→ What to do:
All of the material below is to be returned exactly.

(Collection entries)

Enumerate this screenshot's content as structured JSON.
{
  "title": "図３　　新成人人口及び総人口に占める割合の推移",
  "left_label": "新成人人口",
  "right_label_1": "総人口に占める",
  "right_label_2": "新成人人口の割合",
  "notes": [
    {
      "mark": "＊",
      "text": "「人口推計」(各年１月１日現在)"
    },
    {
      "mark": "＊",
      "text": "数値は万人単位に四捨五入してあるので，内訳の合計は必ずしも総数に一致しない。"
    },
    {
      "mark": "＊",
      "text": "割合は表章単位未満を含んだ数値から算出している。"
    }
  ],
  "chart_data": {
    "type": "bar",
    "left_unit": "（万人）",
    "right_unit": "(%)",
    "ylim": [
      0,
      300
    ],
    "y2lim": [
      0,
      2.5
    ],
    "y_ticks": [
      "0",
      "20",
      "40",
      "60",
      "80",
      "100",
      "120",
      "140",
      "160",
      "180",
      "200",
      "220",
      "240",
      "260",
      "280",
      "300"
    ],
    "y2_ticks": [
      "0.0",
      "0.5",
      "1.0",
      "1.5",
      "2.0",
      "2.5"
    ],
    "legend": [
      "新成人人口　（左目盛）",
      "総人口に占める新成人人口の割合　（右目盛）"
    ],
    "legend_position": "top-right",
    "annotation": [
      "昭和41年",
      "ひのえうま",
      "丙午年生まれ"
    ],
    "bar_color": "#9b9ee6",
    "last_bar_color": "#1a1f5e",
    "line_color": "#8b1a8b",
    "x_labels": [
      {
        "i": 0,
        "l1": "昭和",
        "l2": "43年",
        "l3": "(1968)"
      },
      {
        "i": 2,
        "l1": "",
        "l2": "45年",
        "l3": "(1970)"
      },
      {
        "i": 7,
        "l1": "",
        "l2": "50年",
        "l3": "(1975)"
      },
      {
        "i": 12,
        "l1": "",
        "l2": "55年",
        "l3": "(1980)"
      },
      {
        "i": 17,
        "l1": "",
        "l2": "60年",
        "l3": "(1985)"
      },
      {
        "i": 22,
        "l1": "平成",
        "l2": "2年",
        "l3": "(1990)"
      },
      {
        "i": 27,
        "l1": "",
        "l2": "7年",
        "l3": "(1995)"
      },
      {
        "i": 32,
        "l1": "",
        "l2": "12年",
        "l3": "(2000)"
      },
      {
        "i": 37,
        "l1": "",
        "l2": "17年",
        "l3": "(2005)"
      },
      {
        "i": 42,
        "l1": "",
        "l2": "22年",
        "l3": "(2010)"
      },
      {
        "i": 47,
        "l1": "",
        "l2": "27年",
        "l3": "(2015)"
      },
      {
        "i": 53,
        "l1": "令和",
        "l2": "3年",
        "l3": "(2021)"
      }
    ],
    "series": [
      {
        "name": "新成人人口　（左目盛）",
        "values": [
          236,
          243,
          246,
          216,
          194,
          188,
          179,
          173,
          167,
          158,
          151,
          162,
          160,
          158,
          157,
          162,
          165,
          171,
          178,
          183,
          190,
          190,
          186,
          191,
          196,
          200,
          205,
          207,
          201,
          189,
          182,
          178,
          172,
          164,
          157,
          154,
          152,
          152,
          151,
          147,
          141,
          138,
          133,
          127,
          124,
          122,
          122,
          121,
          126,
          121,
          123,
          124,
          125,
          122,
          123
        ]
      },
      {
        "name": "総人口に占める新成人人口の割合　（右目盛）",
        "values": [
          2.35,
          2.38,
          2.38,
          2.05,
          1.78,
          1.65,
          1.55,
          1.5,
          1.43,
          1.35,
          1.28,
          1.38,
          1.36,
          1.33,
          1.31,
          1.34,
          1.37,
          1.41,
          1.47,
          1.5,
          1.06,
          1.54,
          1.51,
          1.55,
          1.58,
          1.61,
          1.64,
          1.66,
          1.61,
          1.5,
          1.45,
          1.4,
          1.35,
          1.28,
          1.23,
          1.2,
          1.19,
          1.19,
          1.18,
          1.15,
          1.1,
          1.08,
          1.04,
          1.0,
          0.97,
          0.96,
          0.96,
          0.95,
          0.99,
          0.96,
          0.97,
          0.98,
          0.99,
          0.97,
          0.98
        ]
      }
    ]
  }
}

→ Full answer:
Enumerate this screenshot's content as structured JSON.
{
  "title": "図３　　新成人人口及び総人口に占める割合の推移",
  "left_label": "新成人人口",
  "right_label_1": "総人口に占める",
  "right_label_2": "新成人人口の割合",
  "notes": [
    {
      "mark": "＊",
      "text": "「人口推計」(各年１月１日現在)"
    },
    {
      "mark": "＊",
      "text": "数値は万人単位に四捨五入してあるので，内訳の合計は必ずしも総数に一致しない。"
    },
    {
      "mark": "＊",
      "text": "割合は表章単位未満を含んだ数値から算出している。"
    }
  ],
  "chart_data": {
    "type": "bar",
    "left_unit": "（万人）",
    "right_unit": "(%)",
    "ylim": [
      0,
      300
    ],
    "y2lim": [
      0,
      2.5
    ],
    "y_ticks": [
      "0",
      "20",
      "40",
      "60",
      "80",
      "100",
      "120",
      "140",
      "160",
      "180",
      "200",
      "220",
      "240",
      "260",
      "280",
      "300"
    ],
    "y2_ticks": [
      "0.0",
      "0.5",
      "1.0",
      "1.5",
      "2.0",
      "2.5"
    ],
    "legend": [
      "新成人人口　（左目盛）",
      "総人口に占める新成人人口の割合　（右目盛）"
    ],
    "legend_position": "top-right",
    "annotation": [
      "昭和41年",
      "ひのえうま",
      "丙午年生まれ"
    ],
    "bar_color": "#9b9ee6",
    "last_bar_color": "#1a1f5e",
    "line_color": "#8b1a8b",
    "x_labels": [
      {
        "i": 0,
        "l1": "昭和",
        "l2": "43年",
        "l3": "(1968)"
      },
      {
        "i": 2,
        "l1": "",
        "l2": "45年",
        "l3": "(1970)"
      },
      {
        "i": 7,
        "l1": "",
        "l2": "50年",
        "l3": "(1975)"
      },
      {
        "i": 12,
        "l1": "",
        "l2": "55年",
        "l3": "(1980)"
      },
      {
        "i": 17,
        "l1": "",
        "l2": "60年",
        "l3": "(1985)"
      },
      {
        "i": 22,
        "l1": "平成",
        "l2": "2年",
        "l3": "(1990)"
      },
      {
        "i": 27,
        "l1": "",
        "l2": "7年",
        "l3": "(1995)"
      },
      {
        "i": 32,
        "l1": "",
        "l2": "12年",
        "l3": "(2000)"
      },
      {
        "i": 37,
        "l1": "",
        "l2": "17年",
        "l3": "(2005)"
      },
      {
        "i": 42,
        "l1": "",
        "l2": "22年",
        "l3": "(2010)"
      },
      {
        "i": 47,
        "l1": "",
        "l2": "27年",
        "l3": "(2015)"
      },
      {
        "i": 53,
        "l1": "令和",
        "l2": "3年",
        "l3": "(2021)"
      }
    ],
    "series": [
      {
        "name": "新成人人口　（左目盛）",
        "values": [
          236,
          243,
          246,
          216,
          194,
          188,
          179,
          173,
          167,
          158,
          151,
          162,
          160,
          158,
          157,
          162,
          165,
          171,
          178,
          183,
          190,
          190,
          186,
          191,
          196,
          200,
          205,
          207,
          201,
          189,
          182,
          178,
          172,
          164,
          157,
          154,
          152,
          152,
          151,
          147,
          141,
          138,
          133,
          127,
          124,
          122,
          122,
          121,
          126,
          121,
          123,
          124,
          125,
          122,
          123
        ]
      },
      {
        "name": "総人口に占める新成人人口の割合　（右目盛）",
        "values": [
          2.35,
          2.38,
          2.38,
          2.05,
          1.78,
          1.65,
          1.55,
          1.5,
          1.43,
          1.35,
          1.28,
          1.38,
          1.36,
          1.33,
          1.31,
          1.34,
          1.37,
          1.41,
          1.47,
          1.5,
          1.06,
          1.54,
          1.51,
          1.55,
          1.58,
          1.61,
          1.64,
          1.66,
          1.61,
          1.5,
          1.45,
          1.4,
          1.35,
          1.28,
          1.23,
          1.2,
          1.19,
          1.19,
          1.18,
          1.15,
          1.1,
          1.08,
          1.04,
          1.0,
          0.97,
          0.96,
          0.96,
          0.95,
          0.99,
          0.96,
          0.97,
          0.98,
          0.99,
          0.97,
          0.98
        ]
      }
    ]
  }
}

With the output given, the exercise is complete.